* _SET EXERCISE_: All of the data below must be repeated exactly.

═══ RECORDS FOR THE EXERCISE ═══

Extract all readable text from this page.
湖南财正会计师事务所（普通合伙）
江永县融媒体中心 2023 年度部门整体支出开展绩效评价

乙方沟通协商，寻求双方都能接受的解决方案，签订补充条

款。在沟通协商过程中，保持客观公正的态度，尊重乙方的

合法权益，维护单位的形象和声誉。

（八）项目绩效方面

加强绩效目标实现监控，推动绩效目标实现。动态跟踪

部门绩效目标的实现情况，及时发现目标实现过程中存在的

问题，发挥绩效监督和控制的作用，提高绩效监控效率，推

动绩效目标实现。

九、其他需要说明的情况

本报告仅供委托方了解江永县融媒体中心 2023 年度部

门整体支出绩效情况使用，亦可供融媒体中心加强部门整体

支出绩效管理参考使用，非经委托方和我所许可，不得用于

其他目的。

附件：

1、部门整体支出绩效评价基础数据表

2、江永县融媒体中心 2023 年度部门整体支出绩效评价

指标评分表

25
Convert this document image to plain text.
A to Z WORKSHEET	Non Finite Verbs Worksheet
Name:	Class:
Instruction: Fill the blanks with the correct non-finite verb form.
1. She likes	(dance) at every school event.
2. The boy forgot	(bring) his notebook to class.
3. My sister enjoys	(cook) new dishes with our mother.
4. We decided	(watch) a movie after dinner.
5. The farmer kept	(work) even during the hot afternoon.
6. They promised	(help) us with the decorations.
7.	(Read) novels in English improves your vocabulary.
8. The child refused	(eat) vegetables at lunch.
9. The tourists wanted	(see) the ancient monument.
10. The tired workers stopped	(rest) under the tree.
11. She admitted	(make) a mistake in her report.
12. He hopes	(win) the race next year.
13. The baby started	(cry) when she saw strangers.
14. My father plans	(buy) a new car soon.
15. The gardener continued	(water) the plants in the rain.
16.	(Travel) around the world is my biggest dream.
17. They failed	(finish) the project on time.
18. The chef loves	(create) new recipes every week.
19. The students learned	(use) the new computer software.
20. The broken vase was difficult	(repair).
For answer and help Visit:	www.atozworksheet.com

═══

* _EXPECTED OUTPUT_:
Extract all readable text from this page.
湖南财正会计师事务所（普通合伙）
江永县融媒体中心 2023 年度部门整体支出开展绩效评价

乙方沟通协商，寻求双方都能接受的解决方案，签订补充条

款。在沟通协商过程中，保持客观公正的态度，尊重乙方的

合法权益，维护单位的形象和声誉。

（八）项目绩效方面

加强绩效目标实现监控，推动绩效目标实现。动态跟踪

部门绩效目标的实现情况，及时发现目标实现过程中存在的

问题，发挥绩效监督和控制的作用，提高绩效监控效率，推

动绩效目标实现。

九、其他需要说明的情况

本报告仅供委托方了解江永县融媒体中心 2023 年度部

门整体支出绩效情况使用，亦可供融媒体中心加强部门整体

支出绩效管理参考使用，非经委托方和我所许可，不得用于

其他目的。

附件：

1、部门整体支出绩效评价基础数据表

2、江永县融媒体中心 2023 年度部门整体支出绩效评价

指标评分表

25
Convert this document image to plain text.
A to Z WORKSHEET	Non Finite Verbs Worksheet
Name:	Class:
Instruction: Fill the blanks with the correct non-finite verb form.
1. She likes	(dance) at every school event.
2. The boy forgot	(bring) his notebook to class.
3. My sister enjoys	(cook) new dishes with our mother.
4. We decided	(watch) a movie after dinner.
5. The farmer kept	(work) even during the hot afternoon.
6. They promised	(help) us with the decorations.
7.	(Read) novels in English improves your vocabulary.
8. The child refused	(eat) vegetables at lunch.
9. The tourists wanted	(see) the ancient monument.
10. The tired workers stopped	(rest) under the tree.
11. She admitted	(make) a mistake in her report.
12. He hopes	(win) the race next year.
13. The baby started	(cry) when she saw strangers.
14. My father plans	(buy) a new car soon.
15. The gardener continued	(water) the plants in the rain.
16.	(Travel) around the world is my biggest dream.
17. They failed	(finish) the project on time.
18. The chef loves	(create) new recipes every week.
19. The students learned	(use) the new computer software.
20. The broken vase was difficult	(repair).
For answer and help Visit:	www.atozworksheet.com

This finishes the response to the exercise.